Copy the records that follow exactly as written, but not their pictures.

**ITEMS**:
----

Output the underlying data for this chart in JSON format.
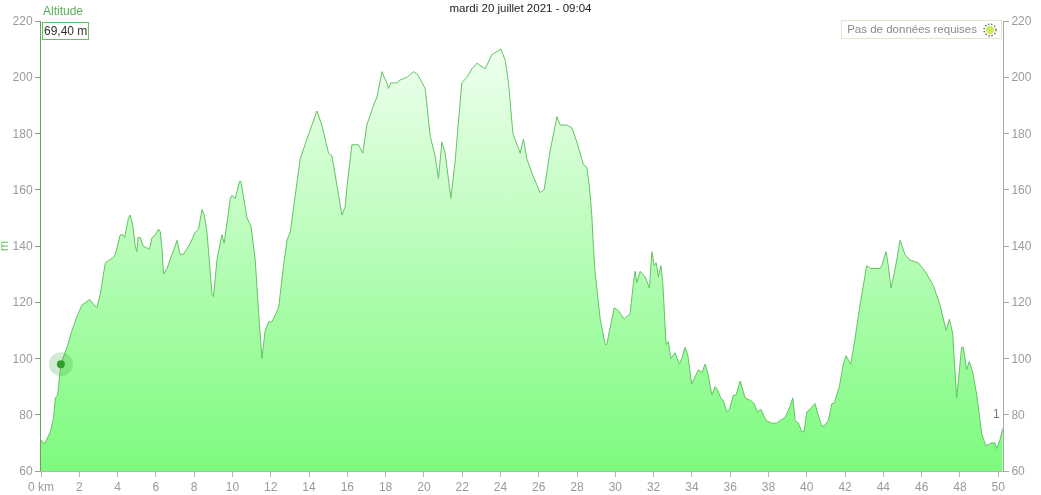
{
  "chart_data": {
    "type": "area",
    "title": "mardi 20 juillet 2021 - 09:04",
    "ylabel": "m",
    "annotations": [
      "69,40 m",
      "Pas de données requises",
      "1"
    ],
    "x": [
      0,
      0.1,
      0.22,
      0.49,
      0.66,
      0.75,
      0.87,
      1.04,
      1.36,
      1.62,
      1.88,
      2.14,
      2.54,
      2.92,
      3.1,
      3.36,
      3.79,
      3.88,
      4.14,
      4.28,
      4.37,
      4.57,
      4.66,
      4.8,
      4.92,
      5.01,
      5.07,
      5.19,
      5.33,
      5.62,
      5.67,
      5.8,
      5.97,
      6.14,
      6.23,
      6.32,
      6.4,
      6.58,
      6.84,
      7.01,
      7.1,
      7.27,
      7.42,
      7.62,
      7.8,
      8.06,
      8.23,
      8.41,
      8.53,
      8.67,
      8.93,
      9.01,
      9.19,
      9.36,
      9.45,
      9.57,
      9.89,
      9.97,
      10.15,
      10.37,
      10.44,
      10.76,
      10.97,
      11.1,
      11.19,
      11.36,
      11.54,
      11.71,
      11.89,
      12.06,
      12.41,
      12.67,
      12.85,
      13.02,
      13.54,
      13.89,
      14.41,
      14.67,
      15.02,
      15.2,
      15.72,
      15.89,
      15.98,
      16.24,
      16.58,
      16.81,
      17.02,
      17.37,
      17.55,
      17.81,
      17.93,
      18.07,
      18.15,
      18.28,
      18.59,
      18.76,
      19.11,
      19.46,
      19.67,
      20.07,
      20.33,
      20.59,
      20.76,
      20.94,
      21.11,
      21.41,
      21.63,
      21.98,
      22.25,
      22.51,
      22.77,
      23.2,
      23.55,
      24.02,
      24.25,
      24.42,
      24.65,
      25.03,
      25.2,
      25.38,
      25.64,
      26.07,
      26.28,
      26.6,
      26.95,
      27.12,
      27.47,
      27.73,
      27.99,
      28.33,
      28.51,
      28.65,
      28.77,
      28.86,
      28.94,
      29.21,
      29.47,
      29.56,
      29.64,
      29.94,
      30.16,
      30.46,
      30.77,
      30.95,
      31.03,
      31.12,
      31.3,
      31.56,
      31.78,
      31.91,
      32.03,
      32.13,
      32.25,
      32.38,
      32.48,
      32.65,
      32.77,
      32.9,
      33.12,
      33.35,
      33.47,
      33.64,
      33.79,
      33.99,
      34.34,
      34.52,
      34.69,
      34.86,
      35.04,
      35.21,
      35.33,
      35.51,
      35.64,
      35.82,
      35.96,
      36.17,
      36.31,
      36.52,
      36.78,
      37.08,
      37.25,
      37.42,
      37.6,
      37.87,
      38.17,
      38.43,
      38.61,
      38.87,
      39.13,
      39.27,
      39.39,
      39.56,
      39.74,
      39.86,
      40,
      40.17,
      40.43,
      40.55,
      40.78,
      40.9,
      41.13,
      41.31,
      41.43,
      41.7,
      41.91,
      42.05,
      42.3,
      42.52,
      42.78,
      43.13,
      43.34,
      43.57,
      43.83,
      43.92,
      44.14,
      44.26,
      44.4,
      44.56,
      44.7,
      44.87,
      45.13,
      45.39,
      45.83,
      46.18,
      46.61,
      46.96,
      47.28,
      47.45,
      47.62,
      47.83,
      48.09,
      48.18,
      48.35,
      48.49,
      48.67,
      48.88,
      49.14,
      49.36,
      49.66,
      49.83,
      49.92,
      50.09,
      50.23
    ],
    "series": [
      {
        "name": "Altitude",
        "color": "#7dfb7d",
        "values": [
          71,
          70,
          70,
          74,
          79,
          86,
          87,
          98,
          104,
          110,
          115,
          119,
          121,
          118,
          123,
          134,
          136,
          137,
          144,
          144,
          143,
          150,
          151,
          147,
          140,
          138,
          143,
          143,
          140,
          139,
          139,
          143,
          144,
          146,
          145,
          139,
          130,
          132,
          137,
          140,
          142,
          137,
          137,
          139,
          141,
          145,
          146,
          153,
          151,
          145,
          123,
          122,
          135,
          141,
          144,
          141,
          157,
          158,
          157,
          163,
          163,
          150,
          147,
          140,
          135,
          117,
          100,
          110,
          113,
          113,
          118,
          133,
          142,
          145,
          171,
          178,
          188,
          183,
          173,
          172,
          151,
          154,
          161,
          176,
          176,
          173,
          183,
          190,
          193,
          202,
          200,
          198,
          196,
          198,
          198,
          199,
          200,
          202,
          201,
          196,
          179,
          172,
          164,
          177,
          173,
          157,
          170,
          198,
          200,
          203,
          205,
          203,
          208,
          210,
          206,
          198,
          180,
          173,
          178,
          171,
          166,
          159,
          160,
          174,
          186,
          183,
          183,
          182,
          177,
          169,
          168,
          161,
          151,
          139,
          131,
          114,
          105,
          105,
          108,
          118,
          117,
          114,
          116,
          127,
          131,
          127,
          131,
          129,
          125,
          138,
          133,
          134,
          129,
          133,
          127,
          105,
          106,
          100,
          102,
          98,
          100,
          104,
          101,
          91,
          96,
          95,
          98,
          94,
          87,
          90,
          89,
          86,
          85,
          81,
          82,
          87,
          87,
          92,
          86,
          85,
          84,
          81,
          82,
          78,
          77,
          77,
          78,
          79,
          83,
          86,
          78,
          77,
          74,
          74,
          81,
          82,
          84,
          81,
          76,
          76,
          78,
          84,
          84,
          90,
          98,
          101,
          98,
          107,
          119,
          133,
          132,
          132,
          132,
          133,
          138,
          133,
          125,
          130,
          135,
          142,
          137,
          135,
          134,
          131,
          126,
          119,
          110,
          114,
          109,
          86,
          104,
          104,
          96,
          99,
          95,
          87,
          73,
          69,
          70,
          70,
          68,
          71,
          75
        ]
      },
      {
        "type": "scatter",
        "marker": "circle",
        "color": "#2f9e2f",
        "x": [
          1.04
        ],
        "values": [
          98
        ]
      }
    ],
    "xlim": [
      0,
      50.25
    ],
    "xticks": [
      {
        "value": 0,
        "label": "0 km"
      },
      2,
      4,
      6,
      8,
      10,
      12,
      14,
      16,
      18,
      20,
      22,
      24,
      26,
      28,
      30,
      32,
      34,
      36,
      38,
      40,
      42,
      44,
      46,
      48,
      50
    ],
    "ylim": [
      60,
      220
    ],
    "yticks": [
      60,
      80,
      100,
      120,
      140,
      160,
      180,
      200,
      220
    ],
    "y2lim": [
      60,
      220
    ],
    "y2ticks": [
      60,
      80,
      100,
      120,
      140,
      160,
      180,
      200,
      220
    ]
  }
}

----

**WORKED ANSWER**:
Output the underlying data for this chart in JSON format.
{
  "chart_data": {
    "type": "area",
    "title": "mardi 20 juillet 2021 - 09:04",
    "ylabel": "m",
    "annotations": [
      "69,40 m",
      "Pas de données requises",
      "1"
    ],
    "x": [
      0,
      0.1,
      0.22,
      0.49,
      0.66,
      0.75,
      0.87,
      1.04,
      1.36,
      1.62,
      1.88,
      2.14,
      2.54,
      2.92,
      3.1,
      3.36,
      3.79,
      3.88,
      4.14,
      4.28,
      4.37,
      4.57,
      4.66,
      4.8,
      4.92,
      5.01,
      5.07,
      5.19,
      5.33,
      5.62,
      5.67,
      5.8,
      5.97,
      6.14,
      6.23,
      6.32,
      6.4,
      6.58,
      6.84,
      7.01,
      7.1,
      7.27,
      7.42,
      7.62,
      7.8,
      8.06,
      8.23,
      8.41,
      8.53,
      8.67,
      8.93,
      9.01,
      9.19,
      9.36,
      9.45,
      9.57,
      9.89,
      9.97,
      10.15,
      10.37,
      10.44,
      10.76,
      10.97,
      11.1,
      11.19,
      11.36,
      11.54,
      11.71,
      11.89,
      12.06,
      12.41,
      12.67,
      12.85,
      13.02,
      13.54,
      13.89,
      14.41,
      14.67,
      15.02,
      15.2,
      15.72,
      15.89,
      15.98,
      16.24,
      16.58,
      16.81,
      17.02,
      17.37,
      17.55,
      17.81,
      17.93,
      18.07,
      18.15,
      18.28,
      18.59,
      18.76,
      19.11,
      19.46,
      19.67,
      20.07,
      20.33,
      20.59,
      20.76,
      20.94,
      21.11,
      21.41,
      21.63,
      21.98,
      22.25,
      22.51,
      22.77,
      23.2,
      23.55,
      24.02,
      24.25,
      24.42,
      24.65,
      25.03,
      25.2,
      25.38,
      25.64,
      26.07,
      26.28,
      26.6,
      26.95,
      27.12,
      27.47,
      27.73,
      27.99,
      28.33,
      28.51,
      28.65,
      28.77,
      28.86,
      28.94,
      29.21,
      29.47,
      29.56,
      29.64,
      29.94,
      30.16,
      30.46,
      30.77,
      30.95,
      31.03,
      31.12,
      31.3,
      31.56,
      31.78,
      31.91,
      32.03,
      32.13,
      32.25,
      32.38,
      32.48,
      32.65,
      32.77,
      32.9,
      33.12,
      33.35,
      33.47,
      33.64,
      33.79,
      33.99,
      34.34,
      34.52,
      34.69,
      34.86,
      35.04,
      35.21,
      35.33,
      35.51,
      35.64,
      35.82,
      35.96,
      36.17,
      36.31,
      36.52,
      36.78,
      37.08,
      37.25,
      37.42,
      37.6,
      37.87,
      38.17,
      38.43,
      38.61,
      38.87,
      39.13,
      39.27,
      39.39,
      39.56,
      39.74,
      39.86,
      40,
      40.17,
      40.43,
      40.55,
      40.78,
      40.9,
      41.13,
      41.31,
      41.43,
      41.7,
      41.91,
      42.05,
      42.3,
      42.52,
      42.78,
      43.13,
      43.34,
      43.57,
      43.83,
      43.92,
      44.14,
      44.26,
      44.4,
      44.56,
      44.7,
      44.87,
      45.13,
      45.39,
      45.83,
      46.18,
      46.61,
      46.96,
      47.28,
      47.45,
      47.62,
      47.83,
      48.09,
      48.18,
      48.35,
      48.49,
      48.67,
      48.88,
      49.14,
      49.36,
      49.66,
      49.83,
      49.92,
      50.09,
      50.23
    ],
    "series": [
      {
        "name": "Altitude",
        "color": "#7dfb7d",
        "values": [
          71,
          70,
          70,
          74,
          79,
          86,
          87,
          98,
          104,
          110,
          115,
          119,
          121,
          118,
          123,
          134,
          136,
          137,
          144,
          144,
          143,
          150,
          151,
          147,
          140,
          138,
          143,
          143,
          140,
          139,
          139,
          143,
          144,
          146,
          145,
          139,
          130,
          132,
          137,
          140,
          142,
          137,
          137,
          139,
          141,
          145,
          146,
          153,
          151,
          145,
          123,
          122,
          135,
          141,
          144,
          141,
          157,
          158,
          157,
          163,
          163,
          150,
          147,
          140,
          135,
          117,
          100,
          110,
          113,
          113,
          118,
          133,
          142,
          145,
          171,
          178,
          188,
          183,
          173,
          172,
          151,
          154,
          161,
          176,
          176,
          173,
          183,
          190,
          193,
          202,
          200,
          198,
          196,
          198,
          198,
          199,
          200,
          202,
          201,
          196,
          179,
          172,
          164,
          177,
          173,
          157,
          170,
          198,
          200,
          203,
          205,
          203,
          208,
          210,
          206,
          198,
          180,
          173,
          178,
          171,
          166,
          159,
          160,
          174,
          186,
          183,
          183,
          182,
          177,
          169,
          168,
          161,
          151,
          139,
          131,
          114,
          105,
          105,
          108,
          118,
          117,
          114,
          116,
          127,
          131,
          127,
          131,
          129,
          125,
          138,
          133,
          134,
          129,
          133,
          127,
          105,
          106,
          100,
          102,
          98,
          100,
          104,
          101,
          91,
          96,
          95,
          98,
          94,
          87,
          90,
          89,
          86,
          85,
          81,
          82,
          87,
          87,
          92,
          86,
          85,
          84,
          81,
          82,
          78,
          77,
          77,
          78,
          79,
          83,
          86,
          78,
          77,
          74,
          74,
          81,
          82,
          84,
          81,
          76,
          76,
          78,
          84,
          84,
          90,
          98,
          101,
          98,
          107,
          119,
          133,
          132,
          132,
          132,
          133,
          138,
          133,
          125,
          130,
          135,
          142,
          137,
          135,
          134,
          131,
          126,
          119,
          110,
          114,
          109,
          86,
          104,
          104,
          96,
          99,
          95,
          87,
          73,
          69,
          70,
          70,
          68,
          71,
          75
        ]
      },
      {
        "type": "scatter",
        "marker": "circle",
        "color": "#2f9e2f",
        "x": [
          1.04
        ],
        "values": [
          98
        ]
      }
    ],
    "xlim": [
      0,
      50.25
    ],
    "xticks": [
      {
        "value": 0,
        "label": "0 km"
      },
      2,
      4,
      6,
      8,
      10,
      12,
      14,
      16,
      18,
      20,
      22,
      24,
      26,
      28,
      30,
      32,
      34,
      36,
      38,
      40,
      42,
      44,
      46,
      48,
      50
    ],
    "ylim": [
      60,
      220
    ],
    "yticks": [
      60,
      80,
      100,
      120,
      140,
      160,
      180,
      200,
      220
    ],
    "y2lim": [
      60,
      220
    ],
    "y2ticks": [
      60,
      80,
      100,
      120,
      140,
      160,
      180,
      200,
      220
    ]
  }
}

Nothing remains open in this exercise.